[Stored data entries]
^^^^^^^^^^^^^^^^
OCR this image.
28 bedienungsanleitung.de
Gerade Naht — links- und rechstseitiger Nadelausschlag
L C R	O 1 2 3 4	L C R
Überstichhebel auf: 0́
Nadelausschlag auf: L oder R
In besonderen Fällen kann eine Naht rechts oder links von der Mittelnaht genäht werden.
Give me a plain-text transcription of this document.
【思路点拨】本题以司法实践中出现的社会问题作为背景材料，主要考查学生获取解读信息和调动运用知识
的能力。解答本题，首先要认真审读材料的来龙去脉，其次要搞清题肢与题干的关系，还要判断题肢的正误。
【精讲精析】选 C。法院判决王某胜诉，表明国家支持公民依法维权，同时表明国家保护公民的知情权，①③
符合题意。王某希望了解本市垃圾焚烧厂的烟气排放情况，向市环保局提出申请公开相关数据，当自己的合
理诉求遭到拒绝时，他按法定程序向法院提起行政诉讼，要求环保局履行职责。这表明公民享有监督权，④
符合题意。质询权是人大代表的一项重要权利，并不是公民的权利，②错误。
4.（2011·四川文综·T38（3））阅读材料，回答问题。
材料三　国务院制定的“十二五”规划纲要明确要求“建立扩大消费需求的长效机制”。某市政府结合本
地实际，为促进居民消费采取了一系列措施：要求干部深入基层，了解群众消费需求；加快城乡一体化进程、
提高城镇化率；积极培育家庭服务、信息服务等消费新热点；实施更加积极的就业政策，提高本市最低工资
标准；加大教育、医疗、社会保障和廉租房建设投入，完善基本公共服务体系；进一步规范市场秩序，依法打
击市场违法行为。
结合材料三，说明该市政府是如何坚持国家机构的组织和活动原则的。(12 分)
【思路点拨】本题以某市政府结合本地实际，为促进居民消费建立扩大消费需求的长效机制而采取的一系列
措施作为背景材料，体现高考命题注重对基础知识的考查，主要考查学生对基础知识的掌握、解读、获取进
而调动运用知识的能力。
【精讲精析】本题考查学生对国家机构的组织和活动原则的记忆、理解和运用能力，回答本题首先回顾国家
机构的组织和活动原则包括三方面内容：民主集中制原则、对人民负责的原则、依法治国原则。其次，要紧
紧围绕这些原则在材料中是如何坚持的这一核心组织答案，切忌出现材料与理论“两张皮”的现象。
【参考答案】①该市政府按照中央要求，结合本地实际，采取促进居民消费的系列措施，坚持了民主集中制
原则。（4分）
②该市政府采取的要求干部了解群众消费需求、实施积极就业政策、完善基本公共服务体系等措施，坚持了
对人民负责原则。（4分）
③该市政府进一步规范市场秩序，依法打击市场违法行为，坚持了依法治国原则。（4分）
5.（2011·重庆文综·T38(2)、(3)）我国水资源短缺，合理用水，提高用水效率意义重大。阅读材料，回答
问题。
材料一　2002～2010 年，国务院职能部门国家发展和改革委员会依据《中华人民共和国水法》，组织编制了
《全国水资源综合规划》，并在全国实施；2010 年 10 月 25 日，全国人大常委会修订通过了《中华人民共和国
^^^^^^^^^^^^^^^^
**WHAT YOU ARE ASKED TO DO**:
Reproduce the data in full, exactly as presented.

**SOLUTION**:
OCR this image.
28 bedienungsanleitung.de
Gerade Naht — links- und rechstseitiger Nadelausschlag
L C R	O 1 2 3 4	L C R
Überstichhebel auf: 0́
Nadelausschlag auf: L oder R
In besonderen Fällen kann eine Naht rechts oder links von der Mittelnaht genäht werden.
Give me a plain-text transcription of this document.
【思路点拨】本题以司法实践中出现的社会问题作为背景材料，主要考查学生获取解读信息和调动运用知识
的能力。解答本题，首先要认真审读材料的来龙去脉，其次要搞清题肢与题干的关系，还要判断题肢的正误。
【精讲精析】选 C。法院判决王某胜诉，表明国家支持公民依法维权，同时表明国家保护公民的知情权，①③
符合题意。王某希望了解本市垃圾焚烧厂的烟气排放情况，向市环保局提出申请公开相关数据，当自己的合
理诉求遭到拒绝时，他按法定程序向法院提起行政诉讼，要求环保局履行职责。这表明公民享有监督权，④
符合题意。质询权是人大代表的一项重要权利，并不是公民的权利，②错误。
4.（2011·四川文综·T38（3））阅读材料，回答问题。
材料三　国务院制定的“十二五”规划纲要明确要求“建立扩大消费需求的长效机制”。某市政府结合本
地实际，为促进居民消费采取了一系列措施：要求干部深入基层，了解群众消费需求；加快城乡一体化进程、
提高城镇化率；积极培育家庭服务、信息服务等消费新热点；实施更加积极的就业政策，提高本市最低工资
标准；加大教育、医疗、社会保障和廉租房建设投入，完善基本公共服务体系；进一步规范市场秩序，依法打
击市场违法行为。
结合材料三，说明该市政府是如何坚持国家机构的组织和活动原则的。(12 分)
【思路点拨】本题以某市政府结合本地实际，为促进居民消费建立扩大消费需求的长效机制而采取的一系列
措施作为背景材料，体现高考命题注重对基础知识的考查，主要考查学生对基础知识的掌握、解读、获取进
而调动运用知识的能力。
【精讲精析】本题考查学生对国家机构的组织和活动原则的记忆、理解和运用能力，回答本题首先回顾国家
机构的组织和活动原则包括三方面内容：民主集中制原则、对人民负责的原则、依法治国原则。其次，要紧
紧围绕这些原则在材料中是如何坚持的这一核心组织答案，切忌出现材料与理论“两张皮”的现象。
【参考答案】①该市政府按照中央要求，结合本地实际，采取促进居民消费的系列措施，坚持了民主集中制
原则。（4分）
②该市政府采取的要求干部了解群众消费需求、实施积极就业政策、完善基本公共服务体系等措施，坚持了
对人民负责原则。（4分）
③该市政府进一步规范市场秩序，依法打击市场违法行为，坚持了依法治国原则。（4分）
5.（2011·重庆文综·T38(2)、(3)）我国水资源短缺，合理用水，提高用水效率意义重大。阅读材料，回答
问题。
材料一　2002～2010 年，国务院职能部门国家发展和改革委员会依据《中华人民共和国水法》，组织编制了
《全国水资源综合规划》，并在全国实施；2010 年 10 月 25 日，全国人大常委会修订通过了《中华人民共和国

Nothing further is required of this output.